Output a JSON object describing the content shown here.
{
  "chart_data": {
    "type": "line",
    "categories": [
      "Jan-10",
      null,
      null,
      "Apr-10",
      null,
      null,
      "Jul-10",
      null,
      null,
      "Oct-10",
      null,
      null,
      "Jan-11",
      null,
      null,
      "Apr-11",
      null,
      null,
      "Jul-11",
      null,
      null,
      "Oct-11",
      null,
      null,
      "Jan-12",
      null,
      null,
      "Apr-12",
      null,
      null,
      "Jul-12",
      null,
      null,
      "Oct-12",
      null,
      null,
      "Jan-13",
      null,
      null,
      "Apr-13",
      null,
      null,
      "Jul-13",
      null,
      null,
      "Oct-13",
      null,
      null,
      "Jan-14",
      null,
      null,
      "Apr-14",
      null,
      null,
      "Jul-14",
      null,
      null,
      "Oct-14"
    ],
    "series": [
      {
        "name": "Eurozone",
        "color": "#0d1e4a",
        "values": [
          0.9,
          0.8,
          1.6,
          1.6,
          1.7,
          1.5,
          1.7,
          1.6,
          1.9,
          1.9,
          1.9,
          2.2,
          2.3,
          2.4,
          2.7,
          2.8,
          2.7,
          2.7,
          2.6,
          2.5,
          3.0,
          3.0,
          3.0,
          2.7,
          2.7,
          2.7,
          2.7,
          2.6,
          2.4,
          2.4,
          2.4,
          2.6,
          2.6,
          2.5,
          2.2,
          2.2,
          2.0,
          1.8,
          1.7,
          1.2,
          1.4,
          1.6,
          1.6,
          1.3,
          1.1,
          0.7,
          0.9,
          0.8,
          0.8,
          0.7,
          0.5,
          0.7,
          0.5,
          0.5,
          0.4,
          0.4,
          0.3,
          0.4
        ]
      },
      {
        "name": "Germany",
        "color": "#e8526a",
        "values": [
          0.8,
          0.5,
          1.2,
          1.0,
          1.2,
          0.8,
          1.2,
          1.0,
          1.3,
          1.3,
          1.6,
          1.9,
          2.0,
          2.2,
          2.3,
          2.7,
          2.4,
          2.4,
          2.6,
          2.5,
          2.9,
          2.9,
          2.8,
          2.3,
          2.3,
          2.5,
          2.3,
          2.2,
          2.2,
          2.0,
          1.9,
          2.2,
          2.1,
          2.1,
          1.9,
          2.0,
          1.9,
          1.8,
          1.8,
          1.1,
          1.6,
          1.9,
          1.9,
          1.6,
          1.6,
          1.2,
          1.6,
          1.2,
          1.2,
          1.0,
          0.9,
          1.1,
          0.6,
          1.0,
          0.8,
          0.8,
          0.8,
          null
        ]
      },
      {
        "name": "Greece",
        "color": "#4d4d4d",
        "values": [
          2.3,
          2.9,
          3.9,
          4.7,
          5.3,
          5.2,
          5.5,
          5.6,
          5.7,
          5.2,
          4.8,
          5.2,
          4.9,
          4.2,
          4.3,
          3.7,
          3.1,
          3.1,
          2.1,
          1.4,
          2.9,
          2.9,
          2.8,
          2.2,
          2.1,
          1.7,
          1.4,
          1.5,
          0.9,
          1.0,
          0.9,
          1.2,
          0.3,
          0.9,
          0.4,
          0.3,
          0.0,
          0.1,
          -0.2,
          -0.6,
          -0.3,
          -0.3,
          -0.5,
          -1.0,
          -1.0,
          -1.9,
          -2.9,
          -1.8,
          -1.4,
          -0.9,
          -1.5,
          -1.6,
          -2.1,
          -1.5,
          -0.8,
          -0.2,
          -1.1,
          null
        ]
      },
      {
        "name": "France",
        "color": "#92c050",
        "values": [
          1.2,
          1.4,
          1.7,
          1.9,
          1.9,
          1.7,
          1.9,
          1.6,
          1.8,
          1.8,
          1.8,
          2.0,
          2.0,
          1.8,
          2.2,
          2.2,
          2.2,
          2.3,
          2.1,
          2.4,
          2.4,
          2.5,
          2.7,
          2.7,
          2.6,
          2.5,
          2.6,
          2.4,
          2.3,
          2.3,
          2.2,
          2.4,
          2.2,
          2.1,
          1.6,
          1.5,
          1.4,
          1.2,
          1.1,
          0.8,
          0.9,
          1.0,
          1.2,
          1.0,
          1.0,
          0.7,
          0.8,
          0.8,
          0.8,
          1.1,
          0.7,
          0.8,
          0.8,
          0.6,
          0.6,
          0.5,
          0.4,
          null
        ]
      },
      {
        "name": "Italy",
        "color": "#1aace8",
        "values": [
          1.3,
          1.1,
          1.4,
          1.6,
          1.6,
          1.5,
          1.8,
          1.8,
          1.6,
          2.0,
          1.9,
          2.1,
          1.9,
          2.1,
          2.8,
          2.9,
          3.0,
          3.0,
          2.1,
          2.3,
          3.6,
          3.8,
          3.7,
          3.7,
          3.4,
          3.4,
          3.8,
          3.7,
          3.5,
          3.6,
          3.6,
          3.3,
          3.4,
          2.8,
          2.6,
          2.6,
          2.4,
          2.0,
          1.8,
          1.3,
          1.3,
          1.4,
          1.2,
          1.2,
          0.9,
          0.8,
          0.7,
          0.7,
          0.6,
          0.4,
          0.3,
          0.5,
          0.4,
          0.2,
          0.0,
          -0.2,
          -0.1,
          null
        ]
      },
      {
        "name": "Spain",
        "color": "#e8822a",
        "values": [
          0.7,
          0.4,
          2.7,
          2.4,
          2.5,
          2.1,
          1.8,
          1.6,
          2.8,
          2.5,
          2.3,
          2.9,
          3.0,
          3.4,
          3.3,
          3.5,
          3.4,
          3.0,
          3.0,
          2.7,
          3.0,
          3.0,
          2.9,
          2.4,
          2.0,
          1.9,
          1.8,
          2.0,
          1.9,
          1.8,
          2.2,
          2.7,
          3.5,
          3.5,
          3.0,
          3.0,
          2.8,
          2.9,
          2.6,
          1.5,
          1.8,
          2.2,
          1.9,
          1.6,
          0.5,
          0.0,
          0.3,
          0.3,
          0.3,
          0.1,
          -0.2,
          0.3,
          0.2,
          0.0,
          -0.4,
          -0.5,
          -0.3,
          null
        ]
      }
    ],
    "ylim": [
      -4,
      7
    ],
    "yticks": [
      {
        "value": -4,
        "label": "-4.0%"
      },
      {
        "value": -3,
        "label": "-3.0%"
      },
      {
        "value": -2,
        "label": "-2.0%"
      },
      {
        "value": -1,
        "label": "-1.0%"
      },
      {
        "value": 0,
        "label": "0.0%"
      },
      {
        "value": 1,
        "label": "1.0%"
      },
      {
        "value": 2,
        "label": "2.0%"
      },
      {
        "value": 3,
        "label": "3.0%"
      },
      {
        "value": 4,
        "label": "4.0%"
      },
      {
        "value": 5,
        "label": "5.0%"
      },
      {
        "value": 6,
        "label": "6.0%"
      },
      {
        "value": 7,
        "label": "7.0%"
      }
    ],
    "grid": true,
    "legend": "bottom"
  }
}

-- Problem to work on --
Your task is to transcribe the listing above in full, exactly as given.

-- Worked solution --
Output a JSON object describing the content shown here.
{
  "chart_data": {
    "type": "line",
    "categories": [
      "Jan-10",
      null,
      null,
      "Apr-10",
      null,
      null,
      "Jul-10",
      null,
      null,
      "Oct-10",
      null,
      null,
      "Jan-11",
      null,
      null,
      "Apr-11",
      null,
      null,
      "Jul-11",
      null,
      null,
      "Oct-11",
      null,
      null,
      "Jan-12",
      null,
      null,
      "Apr-12",
      null,
      null,
      "Jul-12",
      null,
      null,
      "Oct-12",
      null,
      null,
      "Jan-13",
      null,
      null,
      "Apr-13",
      null,
      null,
      "Jul-13",
      null,
      null,
      "Oct-13",
      null,
      null,
      "Jan-14",
      null,
      null,
      "Apr-14",
      null,
      null,
      "Jul-14",
      null,
      null,
      "Oct-14"
    ],
    "series": [
      {
        "name": "Eurozone",
        "color": "#0d1e4a",
        "values": [
          0.9,
          0.8,
          1.6,
          1.6,
          1.7,
          1.5,
          1.7,
          1.6,
          1.9,
          1.9,
          1.9,
          2.2,
          2.3,
          2.4,
          2.7,
          2.8,
          2.7,
          2.7,
          2.6,
          2.5,
          3.0,
          3.0,
          3.0,
          2.7,
          2.7,
          2.7,
          2.7,
          2.6,
          2.4,
          2.4,
          2.4,
          2.6,
          2.6,
          2.5,
          2.2,
          2.2,
          2.0,
          1.8,
          1.7,
          1.2,
          1.4,
          1.6,
          1.6,
          1.3,
          1.1,
          0.7,
          0.9,
          0.8,
          0.8,
          0.7,
          0.5,
          0.7,
          0.5,
          0.5,
          0.4,
          0.4,
          0.3,
          0.4
        ]
      },
      {
        "name": "Germany",
        "color": "#e8526a",
        "values": [
          0.8,
          0.5,
          1.2,
          1.0,
          1.2,
          0.8,
          1.2,
          1.0,
          1.3,
          1.3,
          1.6,
          1.9,
          2.0,
          2.2,
          2.3,
          2.7,
          2.4,
          2.4,
          2.6,
          2.5,
          2.9,
          2.9,
          2.8,
          2.3,
          2.3,
          2.5,
          2.3,
          2.2,
          2.2,
          2.0,
          1.9,
          2.2,
          2.1,
          2.1,
          1.9,
          2.0,
          1.9,
          1.8,
          1.8,
          1.1,
          1.6,
          1.9,
          1.9,
          1.6,
          1.6,
          1.2,
          1.6,
          1.2,
          1.2,
          1.0,
          0.9,
          1.1,
          0.6,
          1.0,
          0.8,
          0.8,
          0.8,
          null
        ]
      },
      {
        "name": "Greece",
        "color": "#4d4d4d",
        "values": [
          2.3,
          2.9,
          3.9,
          4.7,
          5.3,
          5.2,
          5.5,
          5.6,
          5.7,
          5.2,
          4.8,
          5.2,
          4.9,
          4.2,
          4.3,
          3.7,
          3.1,
          3.1,
          2.1,
          1.4,
          2.9,
          2.9,
          2.8,
          2.2,
          2.1,
          1.7,
          1.4,
          1.5,
          0.9,
          1.0,
          0.9,
          1.2,
          0.3,
          0.9,
          0.4,
          0.3,
          0.0,
          0.1,
          -0.2,
          -0.6,
          -0.3,
          -0.3,
          -0.5,
          -1.0,
          -1.0,
          -1.9,
          -2.9,
          -1.8,
          -1.4,
          -0.9,
          -1.5,
          -1.6,
          -2.1,
          -1.5,
          -0.8,
          -0.2,
          -1.1,
          null
        ]
      },
      {
        "name": "France",
        "color": "#92c050",
        "values": [
          1.2,
          1.4,
          1.7,
          1.9,
          1.9,
          1.7,
          1.9,
          1.6,
          1.8,
          1.8,
          1.8,
          2.0,
          2.0,
          1.8,
          2.2,
          2.2,
          2.2,
          2.3,
          2.1,
          2.4,
          2.4,
          2.5,
          2.7,
          2.7,
          2.6,
          2.5,
          2.6,
          2.4,
          2.3,
          2.3,
          2.2,
          2.4,
          2.2,
          2.1,
          1.6,
          1.5,
          1.4,
          1.2,
          1.1,
          0.8,
          0.9,
          1.0,
          1.2,
          1.0,
          1.0,
          0.7,
          0.8,
          0.8,
          0.8,
          1.1,
          0.7,
          0.8,
          0.8,
          0.6,
          0.6,
          0.5,
          0.4,
          null
        ]
      },
      {
        "name": "Italy",
        "color": "#1aace8",
        "values": [
          1.3,
          1.1,
          1.4,
          1.6,
          1.6,
          1.5,
          1.8,
          1.8,
          1.6,
          2.0,
          1.9,
          2.1,
          1.9,
          2.1,
          2.8,
          2.9,
          3.0,
          3.0,
          2.1,
          2.3,
          3.6,
          3.8,
          3.7,
          3.7,
          3.4,
          3.4,
          3.8,
          3.7,
          3.5,
          3.6,
          3.6,
          3.3,
          3.4,
          2.8,
          2.6,
          2.6,
          2.4,
          2.0,
          1.8,
          1.3,
          1.3,
          1.4,
          1.2,
          1.2,
          0.9,
          0.8,
          0.7,
          0.7,
          0.6,
          0.4,
          0.3,
          0.5,
          0.4,
          0.2,
          0.0,
          -0.2,
          -0.1,
          null
        ]
      },
      {
        "name": "Spain",
        "color": "#e8822a",
        "values": [
          0.7,
          0.4,
          2.7,
          2.4,
          2.5,
          2.1,
          1.8,
          1.6,
          2.8,
          2.5,
          2.3,
          2.9,
          3.0,
          3.4,
          3.3,
          3.5,
          3.4,
          3.0,
          3.0,
          2.7,
          3.0,
          3.0,
          2.9,
          2.4,
          2.0,
          1.9,
          1.8,
          2.0,
          1.9,
          1.8,
          2.2,
          2.7,
          3.5,
          3.5,
          3.0,
          3.0,
          2.8,
          2.9,
          2.6,
          1.5,
          1.8,
          2.2,
          1.9,
          1.6,
          0.5,
          0.0,
          0.3,
          0.3,
          0.3,
          0.1,
          -0.2,
          0.3,
          0.2,
          0.0,
          -0.4,
          -0.5,
          -0.3,
          null
        ]
      }
    ],
    "ylim": [
      -4,
      7
    ],
    "yticks": [
      {
        "value": -4,
        "label": "-4.0%"
      },
      {
        "value": -3,
        "label": "-3.0%"
      },
      {
        "value": -2,
        "label": "-2.0%"
      },
      {
        "value": -1,
        "label": "-1.0%"
      },
      {
        "value": 0,
        "label": "0.0%"
      },
      {
        "value": 1,
        "label": "1.0%"
      },
      {
        "value": 2,
        "label": "2.0%"
      },
      {
        "value": 3,
        "label": "3.0%"
      },
      {
        "value": 4,
        "label": "4.0%"
      },
      {
        "value": 5,
        "label": "5.0%"
      },
      {
        "value": 6,
        "label": "6.0%"
      },
      {
        "value": 7,
        "label": "7.0%"
      }
    ],
    "grid": true,
    "legend": "bottom"
  }
}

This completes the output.